> **Data for the task**
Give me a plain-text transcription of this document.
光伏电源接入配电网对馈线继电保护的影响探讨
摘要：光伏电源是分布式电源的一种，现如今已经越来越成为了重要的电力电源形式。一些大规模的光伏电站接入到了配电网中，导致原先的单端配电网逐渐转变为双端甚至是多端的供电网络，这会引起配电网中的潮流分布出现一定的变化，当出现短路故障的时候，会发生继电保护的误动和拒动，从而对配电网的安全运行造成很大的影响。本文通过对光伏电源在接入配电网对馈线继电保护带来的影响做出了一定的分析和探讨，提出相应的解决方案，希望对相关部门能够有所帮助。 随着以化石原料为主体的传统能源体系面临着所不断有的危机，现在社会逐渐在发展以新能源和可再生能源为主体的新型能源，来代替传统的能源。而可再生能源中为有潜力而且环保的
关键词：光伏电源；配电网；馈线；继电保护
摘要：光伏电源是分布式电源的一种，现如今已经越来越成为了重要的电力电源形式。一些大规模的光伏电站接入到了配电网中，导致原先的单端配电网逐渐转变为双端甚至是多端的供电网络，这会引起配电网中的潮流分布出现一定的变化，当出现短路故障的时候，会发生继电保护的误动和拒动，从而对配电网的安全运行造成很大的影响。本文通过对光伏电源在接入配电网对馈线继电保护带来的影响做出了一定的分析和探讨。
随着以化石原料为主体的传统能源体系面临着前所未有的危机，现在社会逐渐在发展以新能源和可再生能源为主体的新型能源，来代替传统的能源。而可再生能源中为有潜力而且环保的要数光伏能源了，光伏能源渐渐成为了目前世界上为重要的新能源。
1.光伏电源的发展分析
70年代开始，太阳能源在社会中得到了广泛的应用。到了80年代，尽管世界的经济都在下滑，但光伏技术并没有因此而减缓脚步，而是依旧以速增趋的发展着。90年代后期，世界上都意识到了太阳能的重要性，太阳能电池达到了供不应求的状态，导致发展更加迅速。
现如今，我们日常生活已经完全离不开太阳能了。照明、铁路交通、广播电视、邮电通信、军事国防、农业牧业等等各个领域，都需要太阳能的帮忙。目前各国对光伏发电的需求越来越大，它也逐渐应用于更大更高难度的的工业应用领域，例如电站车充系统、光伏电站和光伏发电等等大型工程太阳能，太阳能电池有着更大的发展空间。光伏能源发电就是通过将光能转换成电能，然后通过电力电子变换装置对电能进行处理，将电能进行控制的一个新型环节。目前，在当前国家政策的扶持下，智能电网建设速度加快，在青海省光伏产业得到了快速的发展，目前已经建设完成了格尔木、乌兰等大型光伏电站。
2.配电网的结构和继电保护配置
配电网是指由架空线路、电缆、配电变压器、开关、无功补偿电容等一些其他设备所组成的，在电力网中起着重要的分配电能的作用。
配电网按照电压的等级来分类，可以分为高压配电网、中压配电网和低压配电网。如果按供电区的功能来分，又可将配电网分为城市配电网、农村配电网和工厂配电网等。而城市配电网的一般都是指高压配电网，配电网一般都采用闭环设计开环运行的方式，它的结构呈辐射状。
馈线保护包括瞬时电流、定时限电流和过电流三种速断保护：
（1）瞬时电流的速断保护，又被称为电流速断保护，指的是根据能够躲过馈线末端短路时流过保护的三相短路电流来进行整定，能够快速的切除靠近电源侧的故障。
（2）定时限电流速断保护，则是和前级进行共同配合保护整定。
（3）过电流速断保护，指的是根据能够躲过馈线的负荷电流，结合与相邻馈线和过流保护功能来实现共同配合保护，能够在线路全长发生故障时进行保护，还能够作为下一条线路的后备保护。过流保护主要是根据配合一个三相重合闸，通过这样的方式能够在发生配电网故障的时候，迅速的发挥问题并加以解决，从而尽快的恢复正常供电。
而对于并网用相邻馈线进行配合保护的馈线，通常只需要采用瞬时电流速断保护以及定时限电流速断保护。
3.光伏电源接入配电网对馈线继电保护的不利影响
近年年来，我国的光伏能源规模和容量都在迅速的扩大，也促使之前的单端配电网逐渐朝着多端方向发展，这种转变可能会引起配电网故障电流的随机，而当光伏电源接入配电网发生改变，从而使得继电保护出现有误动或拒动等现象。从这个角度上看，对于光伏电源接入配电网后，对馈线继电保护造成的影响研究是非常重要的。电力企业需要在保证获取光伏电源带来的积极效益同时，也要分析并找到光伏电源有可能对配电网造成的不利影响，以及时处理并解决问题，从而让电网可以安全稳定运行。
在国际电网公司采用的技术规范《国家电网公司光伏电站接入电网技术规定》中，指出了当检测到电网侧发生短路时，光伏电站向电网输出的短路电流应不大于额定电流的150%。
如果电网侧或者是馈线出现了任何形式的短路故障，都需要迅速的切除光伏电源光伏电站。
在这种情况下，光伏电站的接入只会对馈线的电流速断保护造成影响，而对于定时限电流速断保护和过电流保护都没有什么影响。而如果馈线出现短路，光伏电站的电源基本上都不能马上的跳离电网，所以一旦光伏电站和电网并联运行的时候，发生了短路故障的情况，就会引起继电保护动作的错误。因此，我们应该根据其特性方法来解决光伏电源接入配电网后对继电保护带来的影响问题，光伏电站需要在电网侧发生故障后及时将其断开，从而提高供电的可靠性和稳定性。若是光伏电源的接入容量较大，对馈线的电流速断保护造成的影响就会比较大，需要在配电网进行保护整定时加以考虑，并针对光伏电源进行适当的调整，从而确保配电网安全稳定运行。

> **What is asked**
Print the whole listing again, exactly.

> **Written solution**
Give me a plain-text transcription of this document.
光伏电源接入配电网对馈线继电保护的影响探讨
摘要：光伏电源是分布式电源的一种，现如今已经越来越成为了重要的电力电源形式。一些大规模的光伏电站接入到了配电网中，导致原先的单端配电网逐渐转变为双端甚至是多端的供电网络，这会引起配电网中的潮流分布出现一定的变化，当出现短路故障的时候，会发生继电保护的误动和拒动，从而对配电网的安全运行造成很大的影响。本文通过对光伏电源在接入配电网对馈线继电保护带来的影响做出了一定的分析和探讨，提出相应的解决方案，希望对相关部门能够有所帮助。 随着以化石原料为主体的传统能源体系面临着所不断有的危机，现在社会逐渐在发展以新能源和可再生能源为主体的新型能源，来代替传统的能源。而可再生能源中为有潜力而且环保的
关键词：光伏电源；配电网；馈线；继电保护
摘要：光伏电源是分布式电源的一种，现如今已经越来越成为了重要的电力电源形式。一些大规模的光伏电站接入到了配电网中，导致原先的单端配电网逐渐转变为双端甚至是多端的供电网络，这会引起配电网中的潮流分布出现一定的变化，当出现短路故障的时候，会发生继电保护的误动和拒动，从而对配电网的安全运行造成很大的影响。本文通过对光伏电源在接入配电网对馈线继电保护带来的影响做出了一定的分析和探讨。
随着以化石原料为主体的传统能源体系面临着前所未有的危机，现在社会逐渐在发展以新能源和可再生能源为主体的新型能源，来代替传统的能源。而可再生能源中为有潜力而且环保的要数光伏能源了，光伏能源渐渐成为了目前世界上为重要的新能源。
1.光伏电源的发展分析
70年代开始，太阳能源在社会中得到了广泛的应用。到了80年代，尽管世界的经济都在下滑，但光伏技术并没有因此而减缓脚步，而是依旧以速增趋的发展着。90年代后期，世界上都意识到了太阳能的重要性，太阳能电池达到了供不应求的状态，导致发展更加迅速。
现如今，我们日常生活已经完全离不开太阳能了。照明、铁路交通、广播电视、邮电通信、军事国防、农业牧业等等各个领域，都需要太阳能的帮忙。目前各国对光伏发电的需求越来越大，它也逐渐应用于更大更高难度的的工业应用领域，例如电站车充系统、光伏电站和光伏发电等等大型工程太阳能，太阳能电池有着更大的发展空间。光伏能源发电就是通过将光能转换成电能，然后通过电力电子变换装置对电能进行处理，将电能进行控制的一个新型环节。目前，在当前国家政策的扶持下，智能电网建设速度加快，在青海省光伏产业得到了快速的发展，目前已经建设完成了格尔木、乌兰等大型光伏电站。
2.配电网的结构和继电保护配置
配电网是指由架空线路、电缆、配电变压器、开关、无功补偿电容等一些其他设备所组成的，在电力网中起着重要的分配电能的作用。
配电网按照电压的等级来分类，可以分为高压配电网、中压配电网和低压配电网。如果按供电区的功能来分，又可将配电网分为城市配电网、农村配电网和工厂配电网等。而城市配电网的一般都是指高压配电网，配电网一般都采用闭环设计开环运行的方式，它的结构呈辐射状。
馈线保护包括瞬时电流、定时限电流和过电流三种速断保护：
（1）瞬时电流的速断保护，又被称为电流速断保护，指的是根据能够躲过馈线末端短路时流过保护的三相短路电流来进行整定，能够快速的切除靠近电源侧的故障。
（2）定时限电流速断保护，则是和前级进行共同配合保护整定。
（3）过电流速断保护，指的是根据能够躲过馈线的负荷电流，结合与相邻馈线和过流保护功能来实现共同配合保护，能够在线路全长发生故障时进行保护，还能够作为下一条线路的后备保护。过流保护主要是根据配合一个三相重合闸，通过这样的方式能够在发生配电网故障的时候，迅速的发挥问题并加以解决，从而尽快的恢复正常供电。
而对于并网用相邻馈线进行配合保护的馈线，通常只需要采用瞬时电流速断保护以及定时限电流速断保护。
3.光伏电源接入配电网对馈线继电保护的不利影响
近年年来，我国的光伏能源规模和容量都在迅速的扩大，也促使之前的单端配电网逐渐朝着多端方向发展，这种转变可能会引起配电网故障电流的随机，而当光伏电源接入配电网发生改变，从而使得继电保护出现有误动或拒动等现象。从这个角度上看，对于光伏电源接入配电网后，对馈线继电保护造成的影响研究是非常重要的。电力企业需要在保证获取光伏电源带来的积极效益同时，也要分析并找到光伏电源有可能对配电网造成的不利影响，以及时处理并解决问题，从而让电网可以安全稳定运行。
在国际电网公司采用的技术规范《国家电网公司光伏电站接入电网技术规定》中，指出了当检测到电网侧发生短路时，光伏电站向电网输出的短路电流应不大于额定电流的150%。
如果电网侧或者是馈线出现了任何形式的短路故障，都需要迅速的切除光伏电源光伏电站。
在这种情况下，光伏电站的接入只会对馈线的电流速断保护造成影响，而对于定时限电流速断保护和过电流保护都没有什么影响。而如果馈线出现短路，光伏电站的电源基本上都不能马上的跳离电网，所以一旦光伏电站和电网并联运行的时候，发生了短路故障的情况，就会引起继电保护动作的错误。因此，我们应该根据其特性方法来解决光伏电源接入配电网后对继电保护带来的影响问题，光伏电站需要在电网侧发生故障后及时将其断开，从而提高供电的可靠性和稳定性。若是光伏电源的接入容量较大，对馈线的电流速断保护造成的影响就会比较大，需要在配电网进行保护整定时加以考虑，并针对光伏电源进行适当的调整，从而确保配电网安全稳定运行。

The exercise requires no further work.